Text segment.
╭──
Hi,

I think it is a matter of weighting the ease of setting it up vs. the
power needed.

And if you are certain, that you will never have more then one backuppc
server using one database, you might as well get rid of the network
overhead.

For simple queries it might even be faster than mysql and for more
complicated ones PostgreSQL would be better, I think. Note that there
are recent developements: The new WAL mode makes writes more efficient,
and you can use BerkeleyDB as an alternative backend.
And administration should not be necessary anyways :).

And yes: Saving large binary blobs in databases is generally a bad idea
(It is written twice for one thing).
╰──
Exercises.
#1 Decide whether each statement agrees with the message about database options for a backuppc server, answering yes or no and quoting the words that settle it: (a) Storing large binary blobs in a database is called generally a bad idea. (b) PostgreSQL is judged better for more complicated queries. (c) The new WAL mode is said to make reads more efficient.
#2 Write the next few sentences of the message about database options for a backuppc server.
The entries after the text are separate material with no connection to it.

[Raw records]
╭──
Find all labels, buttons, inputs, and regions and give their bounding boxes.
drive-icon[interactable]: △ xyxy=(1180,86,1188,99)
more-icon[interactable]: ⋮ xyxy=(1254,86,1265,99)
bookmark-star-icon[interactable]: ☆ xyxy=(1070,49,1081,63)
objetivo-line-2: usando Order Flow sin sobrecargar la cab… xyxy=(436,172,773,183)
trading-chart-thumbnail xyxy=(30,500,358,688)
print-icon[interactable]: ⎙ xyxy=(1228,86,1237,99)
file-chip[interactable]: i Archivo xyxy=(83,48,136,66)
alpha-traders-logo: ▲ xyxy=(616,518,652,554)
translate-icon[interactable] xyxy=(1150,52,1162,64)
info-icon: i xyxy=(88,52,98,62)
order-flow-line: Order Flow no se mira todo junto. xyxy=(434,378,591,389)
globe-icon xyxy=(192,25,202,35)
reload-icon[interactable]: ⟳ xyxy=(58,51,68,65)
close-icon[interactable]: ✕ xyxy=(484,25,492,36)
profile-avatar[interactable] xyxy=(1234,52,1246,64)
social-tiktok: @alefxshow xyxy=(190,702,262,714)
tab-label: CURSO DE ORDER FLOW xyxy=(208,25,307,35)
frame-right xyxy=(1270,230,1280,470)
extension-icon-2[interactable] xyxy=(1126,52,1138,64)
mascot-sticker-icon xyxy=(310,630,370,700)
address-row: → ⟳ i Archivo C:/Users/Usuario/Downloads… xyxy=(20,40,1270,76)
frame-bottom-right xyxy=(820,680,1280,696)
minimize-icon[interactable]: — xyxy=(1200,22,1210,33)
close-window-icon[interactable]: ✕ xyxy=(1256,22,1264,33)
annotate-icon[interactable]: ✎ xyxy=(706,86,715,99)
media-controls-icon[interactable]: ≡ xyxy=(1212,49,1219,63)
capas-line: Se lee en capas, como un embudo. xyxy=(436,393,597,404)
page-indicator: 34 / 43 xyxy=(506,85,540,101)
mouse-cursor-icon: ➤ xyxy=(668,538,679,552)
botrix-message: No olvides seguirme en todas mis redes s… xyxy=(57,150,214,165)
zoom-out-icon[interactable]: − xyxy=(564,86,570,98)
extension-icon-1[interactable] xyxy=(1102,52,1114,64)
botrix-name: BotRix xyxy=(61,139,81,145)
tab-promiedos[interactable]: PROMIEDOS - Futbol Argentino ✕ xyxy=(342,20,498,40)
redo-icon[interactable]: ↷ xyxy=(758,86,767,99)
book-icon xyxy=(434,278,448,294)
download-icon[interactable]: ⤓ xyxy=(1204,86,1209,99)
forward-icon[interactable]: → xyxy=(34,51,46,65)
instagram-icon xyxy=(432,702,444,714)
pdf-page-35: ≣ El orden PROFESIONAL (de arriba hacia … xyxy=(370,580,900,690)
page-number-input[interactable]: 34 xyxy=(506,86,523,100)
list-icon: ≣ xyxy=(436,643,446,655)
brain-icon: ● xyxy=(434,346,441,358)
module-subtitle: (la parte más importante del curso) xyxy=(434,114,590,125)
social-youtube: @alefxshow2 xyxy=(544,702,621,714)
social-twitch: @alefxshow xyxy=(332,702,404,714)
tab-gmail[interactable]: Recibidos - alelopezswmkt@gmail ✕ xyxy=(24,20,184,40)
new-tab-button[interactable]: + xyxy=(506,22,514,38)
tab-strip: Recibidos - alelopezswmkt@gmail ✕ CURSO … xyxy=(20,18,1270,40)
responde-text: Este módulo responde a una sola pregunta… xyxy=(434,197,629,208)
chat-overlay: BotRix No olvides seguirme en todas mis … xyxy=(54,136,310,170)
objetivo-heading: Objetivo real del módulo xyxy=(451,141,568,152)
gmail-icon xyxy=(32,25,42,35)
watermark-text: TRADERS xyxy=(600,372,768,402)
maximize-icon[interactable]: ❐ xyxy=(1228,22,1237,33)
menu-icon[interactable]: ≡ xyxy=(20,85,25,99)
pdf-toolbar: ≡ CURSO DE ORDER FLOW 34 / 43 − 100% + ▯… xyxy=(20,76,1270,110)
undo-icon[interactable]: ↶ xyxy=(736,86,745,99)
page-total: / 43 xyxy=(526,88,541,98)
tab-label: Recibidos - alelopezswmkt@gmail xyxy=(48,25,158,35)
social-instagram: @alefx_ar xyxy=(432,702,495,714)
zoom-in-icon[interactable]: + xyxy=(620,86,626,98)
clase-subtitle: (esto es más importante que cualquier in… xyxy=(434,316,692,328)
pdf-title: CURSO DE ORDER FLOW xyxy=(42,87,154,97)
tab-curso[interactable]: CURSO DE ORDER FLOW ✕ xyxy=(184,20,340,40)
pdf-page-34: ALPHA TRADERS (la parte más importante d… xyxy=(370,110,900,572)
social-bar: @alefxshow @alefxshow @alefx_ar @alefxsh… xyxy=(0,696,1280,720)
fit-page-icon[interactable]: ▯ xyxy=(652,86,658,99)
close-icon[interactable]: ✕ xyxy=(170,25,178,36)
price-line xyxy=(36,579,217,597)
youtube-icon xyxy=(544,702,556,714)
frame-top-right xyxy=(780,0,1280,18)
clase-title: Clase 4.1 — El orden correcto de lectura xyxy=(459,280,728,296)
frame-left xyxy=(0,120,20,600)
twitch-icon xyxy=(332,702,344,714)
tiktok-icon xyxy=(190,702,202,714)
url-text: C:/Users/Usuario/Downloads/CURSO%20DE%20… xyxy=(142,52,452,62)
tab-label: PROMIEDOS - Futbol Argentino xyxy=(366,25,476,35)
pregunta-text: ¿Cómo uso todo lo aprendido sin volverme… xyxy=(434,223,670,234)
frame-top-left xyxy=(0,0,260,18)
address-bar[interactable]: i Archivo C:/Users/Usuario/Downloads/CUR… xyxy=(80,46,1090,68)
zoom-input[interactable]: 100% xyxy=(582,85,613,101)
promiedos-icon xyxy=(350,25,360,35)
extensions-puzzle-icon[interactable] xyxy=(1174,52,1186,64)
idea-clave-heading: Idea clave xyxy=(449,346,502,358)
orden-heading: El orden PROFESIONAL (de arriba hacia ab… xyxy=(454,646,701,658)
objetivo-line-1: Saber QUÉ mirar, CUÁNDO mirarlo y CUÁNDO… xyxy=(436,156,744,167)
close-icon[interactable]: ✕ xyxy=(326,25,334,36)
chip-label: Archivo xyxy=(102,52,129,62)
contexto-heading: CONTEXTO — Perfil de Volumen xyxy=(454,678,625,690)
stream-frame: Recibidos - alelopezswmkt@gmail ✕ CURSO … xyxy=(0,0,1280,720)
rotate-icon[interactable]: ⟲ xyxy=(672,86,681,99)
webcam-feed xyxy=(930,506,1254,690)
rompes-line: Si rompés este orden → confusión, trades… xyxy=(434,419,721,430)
╰──
Task-by-task outputs.
#1
(a) Yes: "Saving large binary blobs in databases is generally a bad idea"
(b) Yes: "for more complicated ones PostgreSQL would be better"
(c) No: "The new WAL mode makes writes more efficient"

#2
Regards

Am 07.08.2012 16:47, schrieb Tyler J. Wagner:
> On 2012-08-07 15:07, Tobias Stroh wrote:
>> 2) Database
>>
>> I would suggest not abusing the file system as database and using something
>> like SQLite. This gives you features like transactions, atomic operations,
>> etc. and also improves speed.
> I do not understand why people object to MySQL for this. If you're going to
> use a database, use a good one. Sqlite is fine for small, simple apps doing
> a small number of transactions. BackupPC is not that. MySQL is fast
> (enough), reliable (enough), and well understood with tons of useful HOWTOs
> and software tools (phpmyadmin, mytop, mysqldump, webmin).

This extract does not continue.